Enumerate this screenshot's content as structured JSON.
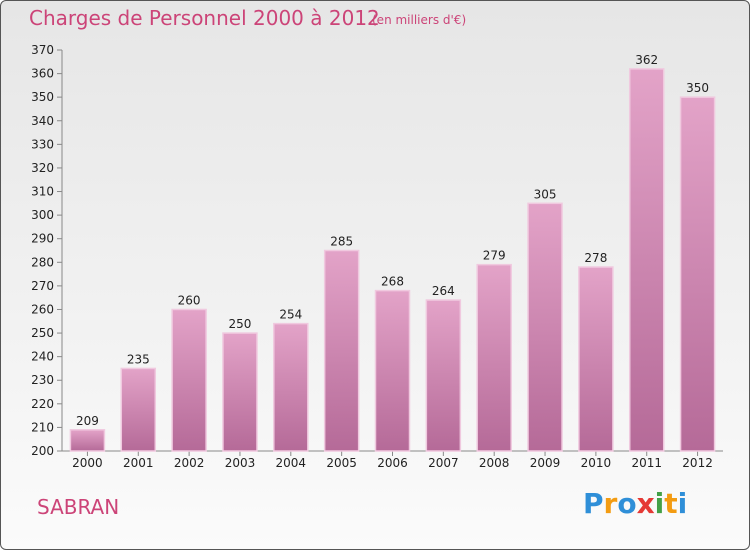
{
  "header": {
    "title": "Charges de Personnel 2000 à 2012",
    "subtitle": "(en milliers d'€)"
  },
  "footer": {
    "commune": "SABRAN",
    "logo_letters": [
      "P",
      "r",
      "o",
      "x",
      "i",
      "t",
      "i"
    ],
    "logo_colors": [
      "#2f8fd8",
      "#f39c12",
      "#2f8fd8",
      "#e53935",
      "#43a047",
      "#f39c12",
      "#2f8fd8"
    ]
  },
  "colors": {
    "accent": "#cc4478",
    "bar_top": "#e3a3c8",
    "bar_bottom": "#b56a98"
  },
  "chart_data": {
    "type": "bar",
    "categories": [
      "2000",
      "2001",
      "2002",
      "2003",
      "2004",
      "2005",
      "2006",
      "2007",
      "2008",
      "2009",
      "2010",
      "2011",
      "2012"
    ],
    "values": [
      209,
      235,
      260,
      250,
      254,
      285,
      268,
      264,
      279,
      305,
      278,
      362,
      350
    ],
    "ylim": [
      200,
      370
    ],
    "yticks": [
      200,
      210,
      220,
      230,
      240,
      250,
      260,
      270,
      280,
      290,
      300,
      310,
      320,
      330,
      340,
      350,
      360,
      370
    ],
    "grid": false,
    "data_labels": true
  }
}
★ ★ ★ ★ ★
Set task ->
Each record above should come back exactly the same, only without its pictures.

Exercise solution ->
Enumerate this screenshot's content as structured JSON.
{
  "header": {
    "title": "Charges de Personnel 2000 à 2012",
    "subtitle": "(en milliers d'€)"
  },
  "footer": {
    "commune": "SABRAN",
    "logo_letters": [
      "P",
      "r",
      "o",
      "x",
      "i",
      "t",
      "i"
    ],
    "logo_colors": [
      "#2f8fd8",
      "#f39c12",
      "#2f8fd8",
      "#e53935",
      "#43a047",
      "#f39c12",
      "#2f8fd8"
    ]
  },
  "colors": {
    "accent": "#cc4478",
    "bar_top": "#e3a3c8",
    "bar_bottom": "#b56a98"
  },
  "chart_data": {
    "type": "bar",
    "categories": [
      "2000",
      "2001",
      "2002",
      "2003",
      "2004",
      "2005",
      "2006",
      "2007",
      "2008",
      "2009",
      "2010",
      "2011",
      "2012"
    ],
    "values": [
      209,
      235,
      260,
      250,
      254,
      285,
      268,
      264,
      279,
      305,
      278,
      362,
      350
    ],
    "ylim": [
      200,
      370
    ],
    "yticks": [
      200,
      210,
      220,
      230,
      240,
      250,
      260,
      270,
      280,
      290,
      300,
      310,
      320,
      330,
      340,
      350,
      360,
      370
    ],
    "grid": false,
    "data_labels": true
  }
}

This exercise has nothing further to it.